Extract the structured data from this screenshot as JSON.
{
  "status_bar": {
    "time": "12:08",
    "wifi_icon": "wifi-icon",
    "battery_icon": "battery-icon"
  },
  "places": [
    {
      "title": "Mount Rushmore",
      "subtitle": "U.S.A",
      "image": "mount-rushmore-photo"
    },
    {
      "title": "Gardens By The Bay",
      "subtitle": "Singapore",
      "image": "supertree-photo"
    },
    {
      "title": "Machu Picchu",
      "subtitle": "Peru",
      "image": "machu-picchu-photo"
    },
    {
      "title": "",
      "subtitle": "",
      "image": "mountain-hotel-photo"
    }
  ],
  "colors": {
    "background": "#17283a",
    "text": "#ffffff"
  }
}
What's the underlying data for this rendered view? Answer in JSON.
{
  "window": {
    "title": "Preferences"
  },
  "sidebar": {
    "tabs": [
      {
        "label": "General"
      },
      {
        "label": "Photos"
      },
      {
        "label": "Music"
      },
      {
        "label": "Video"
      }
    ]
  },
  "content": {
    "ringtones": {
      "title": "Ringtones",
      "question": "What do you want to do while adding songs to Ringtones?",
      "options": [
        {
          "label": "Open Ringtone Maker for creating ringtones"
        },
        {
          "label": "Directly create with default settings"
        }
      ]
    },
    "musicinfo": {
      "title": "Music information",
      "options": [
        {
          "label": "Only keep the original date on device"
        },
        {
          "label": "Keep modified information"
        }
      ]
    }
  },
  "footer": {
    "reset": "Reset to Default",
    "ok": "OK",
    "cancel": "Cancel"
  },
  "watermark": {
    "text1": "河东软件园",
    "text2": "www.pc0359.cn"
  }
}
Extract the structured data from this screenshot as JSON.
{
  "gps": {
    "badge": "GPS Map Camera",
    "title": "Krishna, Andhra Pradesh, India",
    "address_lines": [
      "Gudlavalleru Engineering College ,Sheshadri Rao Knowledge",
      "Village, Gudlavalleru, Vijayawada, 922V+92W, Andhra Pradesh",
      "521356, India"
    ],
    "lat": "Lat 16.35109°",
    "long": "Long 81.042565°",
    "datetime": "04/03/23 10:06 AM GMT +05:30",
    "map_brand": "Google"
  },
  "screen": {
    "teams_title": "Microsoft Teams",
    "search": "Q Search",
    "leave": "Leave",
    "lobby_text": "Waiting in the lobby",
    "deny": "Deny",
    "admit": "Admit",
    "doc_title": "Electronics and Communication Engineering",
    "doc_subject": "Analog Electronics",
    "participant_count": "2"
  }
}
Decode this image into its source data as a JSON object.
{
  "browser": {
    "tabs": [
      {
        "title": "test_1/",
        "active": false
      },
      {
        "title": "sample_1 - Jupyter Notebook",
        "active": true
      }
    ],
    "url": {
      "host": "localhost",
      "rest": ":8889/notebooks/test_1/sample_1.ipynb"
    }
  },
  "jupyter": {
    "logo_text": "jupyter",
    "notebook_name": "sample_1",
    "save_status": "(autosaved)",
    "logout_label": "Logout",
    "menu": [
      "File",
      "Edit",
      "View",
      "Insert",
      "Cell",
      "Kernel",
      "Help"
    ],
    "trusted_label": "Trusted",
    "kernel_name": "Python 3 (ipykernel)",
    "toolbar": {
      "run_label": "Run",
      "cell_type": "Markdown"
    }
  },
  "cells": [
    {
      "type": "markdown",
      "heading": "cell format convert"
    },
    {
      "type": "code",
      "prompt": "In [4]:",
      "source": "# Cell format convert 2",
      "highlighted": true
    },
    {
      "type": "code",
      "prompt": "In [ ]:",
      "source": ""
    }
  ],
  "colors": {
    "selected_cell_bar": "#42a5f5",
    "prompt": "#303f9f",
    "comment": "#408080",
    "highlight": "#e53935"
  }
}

Brief — Please list every line of the records that contains "Engineering".

Response to the exercise —
      "Gudlavalleru Engineering College ,Sheshadri Rao Knowledge",
    "doc_title": "Electronics and Communication Engineering",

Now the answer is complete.